_Short problem_
Find each line in the following listing that has the string "JSON", then state the count and nothing else.
*** Data to use ***
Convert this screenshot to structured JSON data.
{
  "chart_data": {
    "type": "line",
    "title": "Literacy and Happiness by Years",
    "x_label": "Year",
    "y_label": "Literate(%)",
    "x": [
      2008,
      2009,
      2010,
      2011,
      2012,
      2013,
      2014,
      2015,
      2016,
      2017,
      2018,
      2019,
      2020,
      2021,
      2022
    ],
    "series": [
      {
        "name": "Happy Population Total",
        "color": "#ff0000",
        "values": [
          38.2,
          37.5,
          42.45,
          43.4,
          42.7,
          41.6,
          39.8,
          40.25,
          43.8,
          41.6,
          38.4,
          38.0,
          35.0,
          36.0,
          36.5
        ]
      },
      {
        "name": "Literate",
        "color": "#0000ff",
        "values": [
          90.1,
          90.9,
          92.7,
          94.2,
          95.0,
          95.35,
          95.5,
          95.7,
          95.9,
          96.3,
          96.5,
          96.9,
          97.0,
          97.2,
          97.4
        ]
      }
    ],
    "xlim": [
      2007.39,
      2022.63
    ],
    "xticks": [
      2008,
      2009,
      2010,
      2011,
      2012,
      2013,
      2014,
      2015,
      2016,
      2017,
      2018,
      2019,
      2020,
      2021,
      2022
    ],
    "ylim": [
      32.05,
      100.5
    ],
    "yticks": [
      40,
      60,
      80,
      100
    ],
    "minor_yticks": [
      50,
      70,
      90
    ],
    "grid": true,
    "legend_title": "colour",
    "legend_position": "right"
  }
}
***
*** Data to use ***
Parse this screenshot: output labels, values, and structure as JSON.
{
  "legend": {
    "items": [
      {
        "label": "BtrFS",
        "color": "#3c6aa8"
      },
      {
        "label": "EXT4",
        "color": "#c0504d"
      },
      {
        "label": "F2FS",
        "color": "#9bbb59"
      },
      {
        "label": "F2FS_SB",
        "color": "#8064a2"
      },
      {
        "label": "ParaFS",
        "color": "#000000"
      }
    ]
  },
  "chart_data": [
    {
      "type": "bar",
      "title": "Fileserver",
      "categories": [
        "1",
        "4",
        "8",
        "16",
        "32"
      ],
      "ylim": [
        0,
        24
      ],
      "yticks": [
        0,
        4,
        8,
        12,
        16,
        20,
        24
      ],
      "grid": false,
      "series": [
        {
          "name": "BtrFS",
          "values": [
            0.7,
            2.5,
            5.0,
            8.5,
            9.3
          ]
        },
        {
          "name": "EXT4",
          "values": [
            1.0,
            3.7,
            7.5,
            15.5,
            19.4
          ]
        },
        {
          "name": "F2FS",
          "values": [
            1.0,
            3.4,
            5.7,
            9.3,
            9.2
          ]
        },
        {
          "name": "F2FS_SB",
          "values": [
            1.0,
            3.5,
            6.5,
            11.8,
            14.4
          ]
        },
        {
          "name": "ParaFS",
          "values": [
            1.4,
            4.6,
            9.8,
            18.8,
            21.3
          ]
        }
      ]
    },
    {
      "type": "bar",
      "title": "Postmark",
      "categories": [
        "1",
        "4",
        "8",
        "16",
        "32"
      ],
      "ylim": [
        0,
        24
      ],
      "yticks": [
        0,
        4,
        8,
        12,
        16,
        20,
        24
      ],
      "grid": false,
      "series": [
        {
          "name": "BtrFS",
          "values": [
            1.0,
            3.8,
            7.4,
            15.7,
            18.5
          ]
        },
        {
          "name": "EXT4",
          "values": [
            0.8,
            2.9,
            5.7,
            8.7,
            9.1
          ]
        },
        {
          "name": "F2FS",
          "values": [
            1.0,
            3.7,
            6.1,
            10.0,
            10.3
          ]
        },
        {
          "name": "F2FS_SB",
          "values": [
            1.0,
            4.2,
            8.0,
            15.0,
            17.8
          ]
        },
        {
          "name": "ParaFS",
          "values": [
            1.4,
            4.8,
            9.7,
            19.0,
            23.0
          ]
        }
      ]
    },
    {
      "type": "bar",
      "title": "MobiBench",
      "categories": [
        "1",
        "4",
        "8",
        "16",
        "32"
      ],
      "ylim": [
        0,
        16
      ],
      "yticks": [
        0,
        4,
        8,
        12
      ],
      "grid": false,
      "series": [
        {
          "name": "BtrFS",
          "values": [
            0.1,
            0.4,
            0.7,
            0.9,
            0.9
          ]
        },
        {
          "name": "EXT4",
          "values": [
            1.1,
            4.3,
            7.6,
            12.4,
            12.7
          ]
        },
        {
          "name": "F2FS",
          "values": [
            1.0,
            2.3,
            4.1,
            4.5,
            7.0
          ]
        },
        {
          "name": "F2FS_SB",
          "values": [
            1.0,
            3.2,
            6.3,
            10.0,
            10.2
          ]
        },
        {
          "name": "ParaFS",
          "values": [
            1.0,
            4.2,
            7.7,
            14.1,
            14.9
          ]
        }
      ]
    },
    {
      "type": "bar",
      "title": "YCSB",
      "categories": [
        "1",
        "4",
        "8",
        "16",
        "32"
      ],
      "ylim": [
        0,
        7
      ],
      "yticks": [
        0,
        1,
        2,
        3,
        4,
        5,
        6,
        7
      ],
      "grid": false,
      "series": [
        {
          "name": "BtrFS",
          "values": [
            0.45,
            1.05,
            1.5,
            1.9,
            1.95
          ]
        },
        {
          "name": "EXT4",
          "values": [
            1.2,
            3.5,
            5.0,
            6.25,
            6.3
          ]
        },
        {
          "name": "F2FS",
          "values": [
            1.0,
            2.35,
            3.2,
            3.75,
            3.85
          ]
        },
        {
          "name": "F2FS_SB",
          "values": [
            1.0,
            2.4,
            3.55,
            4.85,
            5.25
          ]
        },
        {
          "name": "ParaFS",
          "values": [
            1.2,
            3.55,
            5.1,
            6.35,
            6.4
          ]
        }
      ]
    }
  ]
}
***
_Result_
2